## Supplied entries
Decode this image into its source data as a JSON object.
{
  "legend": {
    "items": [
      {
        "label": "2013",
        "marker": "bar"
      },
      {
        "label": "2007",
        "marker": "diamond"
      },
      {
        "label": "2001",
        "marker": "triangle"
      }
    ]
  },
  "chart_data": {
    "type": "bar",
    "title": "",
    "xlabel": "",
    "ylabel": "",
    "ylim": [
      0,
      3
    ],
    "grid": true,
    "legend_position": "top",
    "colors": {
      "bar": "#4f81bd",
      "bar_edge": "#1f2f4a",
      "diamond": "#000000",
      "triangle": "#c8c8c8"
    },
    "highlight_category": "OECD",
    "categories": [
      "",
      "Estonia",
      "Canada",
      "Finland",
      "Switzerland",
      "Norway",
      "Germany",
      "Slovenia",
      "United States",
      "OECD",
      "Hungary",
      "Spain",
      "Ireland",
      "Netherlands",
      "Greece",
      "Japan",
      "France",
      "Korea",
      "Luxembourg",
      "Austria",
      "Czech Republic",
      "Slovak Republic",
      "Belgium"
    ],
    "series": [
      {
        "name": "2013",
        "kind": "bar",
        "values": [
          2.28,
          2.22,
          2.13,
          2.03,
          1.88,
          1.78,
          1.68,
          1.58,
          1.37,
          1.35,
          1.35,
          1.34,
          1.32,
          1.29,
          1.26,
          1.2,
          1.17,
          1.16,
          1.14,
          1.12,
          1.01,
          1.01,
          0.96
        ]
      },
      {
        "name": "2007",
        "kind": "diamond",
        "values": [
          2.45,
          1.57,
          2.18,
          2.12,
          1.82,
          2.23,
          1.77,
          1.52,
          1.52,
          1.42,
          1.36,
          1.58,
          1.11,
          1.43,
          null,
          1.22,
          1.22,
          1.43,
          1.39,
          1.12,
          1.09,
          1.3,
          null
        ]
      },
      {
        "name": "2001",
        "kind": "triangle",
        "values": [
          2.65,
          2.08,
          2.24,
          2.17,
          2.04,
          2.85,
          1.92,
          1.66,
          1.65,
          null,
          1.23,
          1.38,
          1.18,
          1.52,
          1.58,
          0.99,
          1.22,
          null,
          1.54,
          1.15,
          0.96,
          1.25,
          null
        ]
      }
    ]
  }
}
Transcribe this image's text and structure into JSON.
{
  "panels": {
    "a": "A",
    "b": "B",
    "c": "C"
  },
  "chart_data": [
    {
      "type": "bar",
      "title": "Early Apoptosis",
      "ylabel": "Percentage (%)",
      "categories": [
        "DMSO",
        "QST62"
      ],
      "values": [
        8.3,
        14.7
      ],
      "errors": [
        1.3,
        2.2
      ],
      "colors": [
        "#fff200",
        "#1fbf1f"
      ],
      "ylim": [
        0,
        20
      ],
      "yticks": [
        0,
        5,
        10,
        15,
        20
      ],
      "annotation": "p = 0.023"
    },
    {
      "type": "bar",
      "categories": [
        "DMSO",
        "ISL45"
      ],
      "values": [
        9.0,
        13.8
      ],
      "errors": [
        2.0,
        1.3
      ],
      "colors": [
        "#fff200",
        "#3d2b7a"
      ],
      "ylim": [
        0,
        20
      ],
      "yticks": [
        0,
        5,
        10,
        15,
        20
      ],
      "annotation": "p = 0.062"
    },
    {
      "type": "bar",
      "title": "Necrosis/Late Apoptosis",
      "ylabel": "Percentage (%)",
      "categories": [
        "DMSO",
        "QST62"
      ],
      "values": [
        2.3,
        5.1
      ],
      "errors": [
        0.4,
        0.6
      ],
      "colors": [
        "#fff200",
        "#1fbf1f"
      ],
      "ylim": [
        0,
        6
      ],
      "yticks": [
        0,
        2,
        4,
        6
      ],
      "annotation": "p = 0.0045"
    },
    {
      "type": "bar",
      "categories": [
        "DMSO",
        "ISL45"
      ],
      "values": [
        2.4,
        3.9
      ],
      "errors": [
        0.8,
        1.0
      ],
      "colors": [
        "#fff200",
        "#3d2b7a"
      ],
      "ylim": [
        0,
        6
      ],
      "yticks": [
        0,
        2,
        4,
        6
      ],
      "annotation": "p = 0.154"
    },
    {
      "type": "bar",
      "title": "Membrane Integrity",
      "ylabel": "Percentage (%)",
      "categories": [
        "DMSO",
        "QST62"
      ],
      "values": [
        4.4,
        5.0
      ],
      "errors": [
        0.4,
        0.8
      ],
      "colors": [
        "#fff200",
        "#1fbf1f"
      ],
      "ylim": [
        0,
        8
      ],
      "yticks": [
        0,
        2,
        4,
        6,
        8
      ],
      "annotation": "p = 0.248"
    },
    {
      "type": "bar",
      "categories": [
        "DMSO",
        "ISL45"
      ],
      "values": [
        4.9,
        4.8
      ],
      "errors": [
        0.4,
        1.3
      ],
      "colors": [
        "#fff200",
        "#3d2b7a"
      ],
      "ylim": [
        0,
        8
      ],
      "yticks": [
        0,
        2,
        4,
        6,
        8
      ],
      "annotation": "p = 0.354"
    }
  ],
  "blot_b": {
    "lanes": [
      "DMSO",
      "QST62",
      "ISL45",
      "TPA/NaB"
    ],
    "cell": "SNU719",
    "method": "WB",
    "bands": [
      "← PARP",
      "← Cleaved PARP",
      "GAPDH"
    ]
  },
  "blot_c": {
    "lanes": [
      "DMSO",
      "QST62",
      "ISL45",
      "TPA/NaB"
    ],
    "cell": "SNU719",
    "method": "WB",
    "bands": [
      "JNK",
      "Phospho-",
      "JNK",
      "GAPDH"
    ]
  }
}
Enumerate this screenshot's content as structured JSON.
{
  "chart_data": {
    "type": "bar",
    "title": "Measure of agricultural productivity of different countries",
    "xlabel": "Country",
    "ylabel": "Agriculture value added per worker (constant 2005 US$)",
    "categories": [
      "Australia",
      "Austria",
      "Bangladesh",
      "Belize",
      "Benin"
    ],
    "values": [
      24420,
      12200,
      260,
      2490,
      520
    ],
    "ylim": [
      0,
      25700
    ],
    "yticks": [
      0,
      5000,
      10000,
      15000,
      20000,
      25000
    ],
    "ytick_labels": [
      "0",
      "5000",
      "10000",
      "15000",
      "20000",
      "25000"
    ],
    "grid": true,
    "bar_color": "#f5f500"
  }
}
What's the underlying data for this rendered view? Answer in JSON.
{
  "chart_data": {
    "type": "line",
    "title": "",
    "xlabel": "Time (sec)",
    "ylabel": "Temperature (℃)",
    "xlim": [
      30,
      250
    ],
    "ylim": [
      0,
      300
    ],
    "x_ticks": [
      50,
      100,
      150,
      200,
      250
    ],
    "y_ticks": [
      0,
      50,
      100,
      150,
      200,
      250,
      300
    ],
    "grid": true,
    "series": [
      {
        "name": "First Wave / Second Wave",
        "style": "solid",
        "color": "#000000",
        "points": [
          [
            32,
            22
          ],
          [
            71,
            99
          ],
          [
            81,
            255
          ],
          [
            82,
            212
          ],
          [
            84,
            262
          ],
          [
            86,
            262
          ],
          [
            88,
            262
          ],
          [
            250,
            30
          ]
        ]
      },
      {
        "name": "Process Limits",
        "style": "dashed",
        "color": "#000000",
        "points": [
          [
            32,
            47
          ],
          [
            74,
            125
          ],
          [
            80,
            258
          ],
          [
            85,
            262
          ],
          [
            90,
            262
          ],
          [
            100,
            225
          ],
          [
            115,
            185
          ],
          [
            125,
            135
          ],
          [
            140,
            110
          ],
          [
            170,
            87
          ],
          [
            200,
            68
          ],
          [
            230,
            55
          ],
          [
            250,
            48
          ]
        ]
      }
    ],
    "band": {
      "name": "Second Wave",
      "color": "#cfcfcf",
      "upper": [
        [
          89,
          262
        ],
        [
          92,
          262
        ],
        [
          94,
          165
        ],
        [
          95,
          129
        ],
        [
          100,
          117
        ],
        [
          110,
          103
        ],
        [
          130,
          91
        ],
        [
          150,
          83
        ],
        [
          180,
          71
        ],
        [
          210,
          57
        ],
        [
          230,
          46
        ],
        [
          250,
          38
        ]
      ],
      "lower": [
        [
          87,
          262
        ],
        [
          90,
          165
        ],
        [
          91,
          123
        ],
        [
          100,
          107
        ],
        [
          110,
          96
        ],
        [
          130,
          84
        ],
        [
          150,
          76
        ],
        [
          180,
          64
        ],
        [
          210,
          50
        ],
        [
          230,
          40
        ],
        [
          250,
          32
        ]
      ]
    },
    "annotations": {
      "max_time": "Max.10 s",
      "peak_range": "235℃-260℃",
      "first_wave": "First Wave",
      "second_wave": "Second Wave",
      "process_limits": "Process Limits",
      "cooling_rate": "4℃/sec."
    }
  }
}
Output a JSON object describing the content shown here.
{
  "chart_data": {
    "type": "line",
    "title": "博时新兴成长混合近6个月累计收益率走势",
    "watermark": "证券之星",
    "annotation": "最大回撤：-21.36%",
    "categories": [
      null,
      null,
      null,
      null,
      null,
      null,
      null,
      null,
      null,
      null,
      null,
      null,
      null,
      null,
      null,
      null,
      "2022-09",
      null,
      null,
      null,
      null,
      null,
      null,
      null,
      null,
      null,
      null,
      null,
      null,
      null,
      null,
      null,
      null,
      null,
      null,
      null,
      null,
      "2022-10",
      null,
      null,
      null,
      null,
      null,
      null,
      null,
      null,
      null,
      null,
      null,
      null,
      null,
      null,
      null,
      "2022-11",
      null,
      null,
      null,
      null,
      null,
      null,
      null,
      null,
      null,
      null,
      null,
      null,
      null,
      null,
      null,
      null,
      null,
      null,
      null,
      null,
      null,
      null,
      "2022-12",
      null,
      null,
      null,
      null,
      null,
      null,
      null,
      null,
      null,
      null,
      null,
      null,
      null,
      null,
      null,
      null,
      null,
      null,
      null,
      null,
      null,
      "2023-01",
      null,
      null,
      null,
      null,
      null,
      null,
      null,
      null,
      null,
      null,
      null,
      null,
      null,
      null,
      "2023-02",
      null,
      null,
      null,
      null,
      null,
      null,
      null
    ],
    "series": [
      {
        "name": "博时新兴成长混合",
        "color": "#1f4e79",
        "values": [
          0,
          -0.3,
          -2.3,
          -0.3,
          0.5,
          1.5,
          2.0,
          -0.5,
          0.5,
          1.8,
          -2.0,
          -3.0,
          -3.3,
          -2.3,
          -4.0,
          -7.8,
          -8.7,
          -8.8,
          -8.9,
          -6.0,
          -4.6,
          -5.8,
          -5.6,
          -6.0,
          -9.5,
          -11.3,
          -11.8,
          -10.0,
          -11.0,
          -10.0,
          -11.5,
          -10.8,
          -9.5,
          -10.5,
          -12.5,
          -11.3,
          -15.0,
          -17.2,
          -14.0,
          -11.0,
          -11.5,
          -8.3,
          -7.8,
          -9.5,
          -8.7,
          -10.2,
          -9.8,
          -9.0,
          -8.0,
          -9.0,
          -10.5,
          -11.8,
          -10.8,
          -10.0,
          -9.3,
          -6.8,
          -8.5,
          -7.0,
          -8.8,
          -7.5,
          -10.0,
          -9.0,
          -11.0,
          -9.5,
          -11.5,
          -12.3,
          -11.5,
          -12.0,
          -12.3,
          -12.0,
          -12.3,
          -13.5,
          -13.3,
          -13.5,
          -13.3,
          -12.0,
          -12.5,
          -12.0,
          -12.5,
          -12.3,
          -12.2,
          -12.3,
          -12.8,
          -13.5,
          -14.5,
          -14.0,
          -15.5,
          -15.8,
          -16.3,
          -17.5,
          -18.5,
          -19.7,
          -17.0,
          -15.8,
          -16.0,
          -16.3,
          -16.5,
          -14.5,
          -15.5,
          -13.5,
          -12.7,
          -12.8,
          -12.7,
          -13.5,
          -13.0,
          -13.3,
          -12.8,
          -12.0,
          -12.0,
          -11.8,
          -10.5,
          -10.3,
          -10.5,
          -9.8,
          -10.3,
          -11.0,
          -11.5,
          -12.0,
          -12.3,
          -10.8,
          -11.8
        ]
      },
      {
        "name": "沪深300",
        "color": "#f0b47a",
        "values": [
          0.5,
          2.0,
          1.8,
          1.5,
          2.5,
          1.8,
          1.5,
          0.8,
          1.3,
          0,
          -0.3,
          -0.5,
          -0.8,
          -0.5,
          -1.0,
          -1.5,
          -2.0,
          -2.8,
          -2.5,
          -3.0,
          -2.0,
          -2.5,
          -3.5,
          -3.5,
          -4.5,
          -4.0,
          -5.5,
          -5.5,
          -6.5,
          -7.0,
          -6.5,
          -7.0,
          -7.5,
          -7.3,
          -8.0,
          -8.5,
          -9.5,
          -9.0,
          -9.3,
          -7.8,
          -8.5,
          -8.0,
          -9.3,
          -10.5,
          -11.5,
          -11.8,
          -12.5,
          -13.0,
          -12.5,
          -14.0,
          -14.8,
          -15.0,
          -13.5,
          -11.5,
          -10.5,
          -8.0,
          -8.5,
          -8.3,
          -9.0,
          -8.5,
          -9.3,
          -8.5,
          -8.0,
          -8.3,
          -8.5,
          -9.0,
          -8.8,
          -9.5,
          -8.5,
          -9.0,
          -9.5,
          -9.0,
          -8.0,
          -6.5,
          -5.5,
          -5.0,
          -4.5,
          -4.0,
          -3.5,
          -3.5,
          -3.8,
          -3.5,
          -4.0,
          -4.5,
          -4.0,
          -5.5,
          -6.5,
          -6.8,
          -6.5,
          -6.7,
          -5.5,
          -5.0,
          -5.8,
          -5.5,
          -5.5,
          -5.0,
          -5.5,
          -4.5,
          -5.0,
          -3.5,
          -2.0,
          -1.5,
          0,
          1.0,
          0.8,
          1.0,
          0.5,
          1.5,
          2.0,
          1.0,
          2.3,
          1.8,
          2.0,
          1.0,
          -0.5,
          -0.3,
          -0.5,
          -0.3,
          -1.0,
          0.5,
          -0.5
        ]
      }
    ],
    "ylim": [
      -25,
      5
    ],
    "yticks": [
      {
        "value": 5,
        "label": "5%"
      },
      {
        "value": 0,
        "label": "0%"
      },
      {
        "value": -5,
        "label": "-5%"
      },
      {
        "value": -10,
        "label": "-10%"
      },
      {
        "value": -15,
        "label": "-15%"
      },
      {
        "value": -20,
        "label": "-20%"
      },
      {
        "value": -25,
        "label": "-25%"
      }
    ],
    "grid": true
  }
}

## The task
Using the records above, say how many lines include the string "marker". Only the number is wanted.

## The result
3